START

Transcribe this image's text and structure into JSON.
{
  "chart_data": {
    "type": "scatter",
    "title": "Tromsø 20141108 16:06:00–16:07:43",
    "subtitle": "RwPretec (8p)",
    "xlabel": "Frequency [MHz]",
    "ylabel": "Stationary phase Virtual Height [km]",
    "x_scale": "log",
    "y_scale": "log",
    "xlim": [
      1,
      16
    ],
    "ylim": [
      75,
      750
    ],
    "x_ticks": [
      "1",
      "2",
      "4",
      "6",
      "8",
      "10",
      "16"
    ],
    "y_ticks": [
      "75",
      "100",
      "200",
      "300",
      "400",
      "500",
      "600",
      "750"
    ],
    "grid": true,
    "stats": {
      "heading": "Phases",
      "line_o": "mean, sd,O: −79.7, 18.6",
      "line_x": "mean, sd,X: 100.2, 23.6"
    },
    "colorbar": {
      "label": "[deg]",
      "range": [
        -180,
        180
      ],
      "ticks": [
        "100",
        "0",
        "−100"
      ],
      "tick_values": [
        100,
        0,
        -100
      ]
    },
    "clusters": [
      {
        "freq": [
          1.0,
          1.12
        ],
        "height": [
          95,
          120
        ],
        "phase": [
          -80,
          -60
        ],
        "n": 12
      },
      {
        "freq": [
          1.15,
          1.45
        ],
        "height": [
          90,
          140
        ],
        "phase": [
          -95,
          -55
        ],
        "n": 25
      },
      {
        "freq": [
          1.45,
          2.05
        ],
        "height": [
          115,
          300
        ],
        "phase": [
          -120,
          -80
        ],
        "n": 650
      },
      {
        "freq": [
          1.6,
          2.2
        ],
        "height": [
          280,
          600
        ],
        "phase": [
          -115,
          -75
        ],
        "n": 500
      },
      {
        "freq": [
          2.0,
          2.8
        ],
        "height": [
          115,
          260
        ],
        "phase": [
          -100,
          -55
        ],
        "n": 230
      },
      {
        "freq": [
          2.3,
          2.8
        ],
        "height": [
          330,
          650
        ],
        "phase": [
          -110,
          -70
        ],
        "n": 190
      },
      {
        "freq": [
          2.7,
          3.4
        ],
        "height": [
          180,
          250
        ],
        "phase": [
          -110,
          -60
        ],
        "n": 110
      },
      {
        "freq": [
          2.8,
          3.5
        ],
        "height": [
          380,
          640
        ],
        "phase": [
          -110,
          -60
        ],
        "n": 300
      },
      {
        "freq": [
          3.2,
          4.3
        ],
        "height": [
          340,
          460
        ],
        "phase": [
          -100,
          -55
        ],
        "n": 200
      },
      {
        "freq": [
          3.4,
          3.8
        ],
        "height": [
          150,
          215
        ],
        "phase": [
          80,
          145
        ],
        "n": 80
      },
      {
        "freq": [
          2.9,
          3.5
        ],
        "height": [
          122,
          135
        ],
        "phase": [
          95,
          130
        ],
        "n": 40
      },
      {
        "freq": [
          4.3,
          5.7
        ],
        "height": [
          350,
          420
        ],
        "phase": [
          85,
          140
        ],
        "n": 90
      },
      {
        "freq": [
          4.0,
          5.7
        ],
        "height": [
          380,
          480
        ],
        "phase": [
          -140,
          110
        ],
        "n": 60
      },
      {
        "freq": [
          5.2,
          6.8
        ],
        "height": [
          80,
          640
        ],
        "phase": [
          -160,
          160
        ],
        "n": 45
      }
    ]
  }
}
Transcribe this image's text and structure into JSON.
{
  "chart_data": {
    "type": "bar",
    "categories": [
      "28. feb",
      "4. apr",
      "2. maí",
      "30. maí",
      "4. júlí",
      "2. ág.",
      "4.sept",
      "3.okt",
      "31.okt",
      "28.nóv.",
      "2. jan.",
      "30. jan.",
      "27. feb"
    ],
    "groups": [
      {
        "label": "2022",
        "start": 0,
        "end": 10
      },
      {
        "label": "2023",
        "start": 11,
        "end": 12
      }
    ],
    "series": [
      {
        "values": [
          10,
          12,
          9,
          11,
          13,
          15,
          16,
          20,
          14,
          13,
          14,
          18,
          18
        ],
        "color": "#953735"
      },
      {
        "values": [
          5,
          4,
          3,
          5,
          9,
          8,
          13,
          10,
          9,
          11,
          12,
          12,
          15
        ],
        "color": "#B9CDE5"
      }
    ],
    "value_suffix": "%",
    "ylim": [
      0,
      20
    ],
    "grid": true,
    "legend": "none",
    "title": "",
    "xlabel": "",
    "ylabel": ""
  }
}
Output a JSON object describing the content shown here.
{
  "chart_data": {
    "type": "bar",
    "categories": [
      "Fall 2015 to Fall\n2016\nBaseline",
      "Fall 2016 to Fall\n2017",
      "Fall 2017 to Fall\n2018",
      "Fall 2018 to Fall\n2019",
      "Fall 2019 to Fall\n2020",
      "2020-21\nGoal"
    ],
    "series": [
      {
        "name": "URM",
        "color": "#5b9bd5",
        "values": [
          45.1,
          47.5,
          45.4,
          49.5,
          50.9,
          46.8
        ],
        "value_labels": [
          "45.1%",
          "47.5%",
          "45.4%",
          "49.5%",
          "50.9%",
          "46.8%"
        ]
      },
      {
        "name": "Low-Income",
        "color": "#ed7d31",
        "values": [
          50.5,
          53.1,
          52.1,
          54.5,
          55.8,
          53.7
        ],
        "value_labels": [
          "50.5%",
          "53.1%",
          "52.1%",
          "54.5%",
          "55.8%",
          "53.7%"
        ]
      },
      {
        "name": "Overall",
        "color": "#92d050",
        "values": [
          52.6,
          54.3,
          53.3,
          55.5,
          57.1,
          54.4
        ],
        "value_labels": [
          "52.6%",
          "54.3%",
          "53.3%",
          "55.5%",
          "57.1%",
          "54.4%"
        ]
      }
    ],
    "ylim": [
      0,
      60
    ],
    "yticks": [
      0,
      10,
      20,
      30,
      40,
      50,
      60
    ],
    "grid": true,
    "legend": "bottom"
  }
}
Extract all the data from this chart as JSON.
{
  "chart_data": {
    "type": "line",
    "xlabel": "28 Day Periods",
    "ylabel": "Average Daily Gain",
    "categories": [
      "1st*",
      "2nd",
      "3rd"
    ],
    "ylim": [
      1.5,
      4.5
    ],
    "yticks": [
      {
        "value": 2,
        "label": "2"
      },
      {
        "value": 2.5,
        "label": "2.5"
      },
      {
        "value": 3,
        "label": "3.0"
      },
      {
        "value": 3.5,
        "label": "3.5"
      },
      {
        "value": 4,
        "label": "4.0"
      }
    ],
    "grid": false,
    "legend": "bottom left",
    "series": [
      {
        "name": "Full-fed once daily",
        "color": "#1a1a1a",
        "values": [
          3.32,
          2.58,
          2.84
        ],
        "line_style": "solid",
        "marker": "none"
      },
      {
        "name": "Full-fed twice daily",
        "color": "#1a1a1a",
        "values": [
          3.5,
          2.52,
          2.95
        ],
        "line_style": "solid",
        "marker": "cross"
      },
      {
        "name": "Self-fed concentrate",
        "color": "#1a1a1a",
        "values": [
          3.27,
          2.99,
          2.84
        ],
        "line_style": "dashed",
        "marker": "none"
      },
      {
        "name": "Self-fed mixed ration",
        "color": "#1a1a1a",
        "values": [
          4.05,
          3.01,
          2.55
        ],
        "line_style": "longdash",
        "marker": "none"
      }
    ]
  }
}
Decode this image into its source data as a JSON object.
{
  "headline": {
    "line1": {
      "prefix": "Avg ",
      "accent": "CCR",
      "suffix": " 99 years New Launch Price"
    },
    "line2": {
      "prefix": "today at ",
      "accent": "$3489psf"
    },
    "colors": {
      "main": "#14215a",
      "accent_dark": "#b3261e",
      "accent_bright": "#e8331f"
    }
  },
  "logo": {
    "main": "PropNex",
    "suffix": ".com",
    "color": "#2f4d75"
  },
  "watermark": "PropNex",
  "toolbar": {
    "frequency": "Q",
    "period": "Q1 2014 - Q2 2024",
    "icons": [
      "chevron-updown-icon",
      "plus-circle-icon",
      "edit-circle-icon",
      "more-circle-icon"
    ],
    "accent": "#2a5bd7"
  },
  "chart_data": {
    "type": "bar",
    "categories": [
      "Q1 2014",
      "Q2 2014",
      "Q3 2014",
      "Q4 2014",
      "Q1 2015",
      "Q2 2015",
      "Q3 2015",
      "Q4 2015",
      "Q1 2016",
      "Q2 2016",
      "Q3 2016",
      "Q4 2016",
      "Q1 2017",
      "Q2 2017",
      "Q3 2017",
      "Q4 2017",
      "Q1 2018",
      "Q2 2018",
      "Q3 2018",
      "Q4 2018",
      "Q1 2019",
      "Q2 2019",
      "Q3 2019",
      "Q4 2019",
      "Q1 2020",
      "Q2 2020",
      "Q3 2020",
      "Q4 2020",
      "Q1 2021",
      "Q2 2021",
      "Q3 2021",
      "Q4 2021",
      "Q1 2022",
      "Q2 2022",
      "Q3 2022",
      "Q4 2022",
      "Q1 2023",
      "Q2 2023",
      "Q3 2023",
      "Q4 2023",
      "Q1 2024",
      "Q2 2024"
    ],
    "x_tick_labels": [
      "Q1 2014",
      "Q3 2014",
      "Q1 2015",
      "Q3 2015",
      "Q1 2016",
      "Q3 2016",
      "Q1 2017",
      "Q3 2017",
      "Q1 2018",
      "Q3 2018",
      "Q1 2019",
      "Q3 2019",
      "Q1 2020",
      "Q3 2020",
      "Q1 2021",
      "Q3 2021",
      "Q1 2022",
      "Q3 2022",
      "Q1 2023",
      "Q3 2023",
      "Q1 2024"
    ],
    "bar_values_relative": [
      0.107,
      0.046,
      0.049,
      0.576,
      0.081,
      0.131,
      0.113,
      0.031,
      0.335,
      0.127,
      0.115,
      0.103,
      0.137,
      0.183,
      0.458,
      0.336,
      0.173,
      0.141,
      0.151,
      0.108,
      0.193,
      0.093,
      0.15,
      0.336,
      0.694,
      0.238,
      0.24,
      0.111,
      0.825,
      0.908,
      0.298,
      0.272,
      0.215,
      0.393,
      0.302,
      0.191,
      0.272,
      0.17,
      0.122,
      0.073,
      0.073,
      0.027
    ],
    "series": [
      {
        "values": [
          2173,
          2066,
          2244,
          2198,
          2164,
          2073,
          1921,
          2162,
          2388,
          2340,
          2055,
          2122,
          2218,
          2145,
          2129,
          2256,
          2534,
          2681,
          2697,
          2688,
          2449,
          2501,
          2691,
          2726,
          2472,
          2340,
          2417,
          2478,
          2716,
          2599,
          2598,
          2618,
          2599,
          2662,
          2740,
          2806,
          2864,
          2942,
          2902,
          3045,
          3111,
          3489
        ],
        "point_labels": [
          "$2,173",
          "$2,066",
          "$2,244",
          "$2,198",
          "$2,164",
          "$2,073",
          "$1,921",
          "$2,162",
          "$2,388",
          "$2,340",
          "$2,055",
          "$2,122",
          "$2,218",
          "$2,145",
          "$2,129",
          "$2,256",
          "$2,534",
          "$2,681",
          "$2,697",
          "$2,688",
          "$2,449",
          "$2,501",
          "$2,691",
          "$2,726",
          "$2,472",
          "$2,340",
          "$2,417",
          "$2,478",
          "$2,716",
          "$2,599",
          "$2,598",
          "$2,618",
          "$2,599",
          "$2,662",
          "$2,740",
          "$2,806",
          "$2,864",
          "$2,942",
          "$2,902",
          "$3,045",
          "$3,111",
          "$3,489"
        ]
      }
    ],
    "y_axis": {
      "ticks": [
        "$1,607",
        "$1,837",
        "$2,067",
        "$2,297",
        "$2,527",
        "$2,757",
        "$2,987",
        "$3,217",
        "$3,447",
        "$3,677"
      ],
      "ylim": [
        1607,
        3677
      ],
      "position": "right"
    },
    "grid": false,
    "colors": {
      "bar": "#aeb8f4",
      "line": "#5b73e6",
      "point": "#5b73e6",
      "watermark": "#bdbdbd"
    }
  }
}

END

> [What you have to do]:
Find the word "watermark" in the material, then list each line that holds it.

> [Full answer]:
  "watermark": "PropNex",
      "watermark": "#bdbdbd"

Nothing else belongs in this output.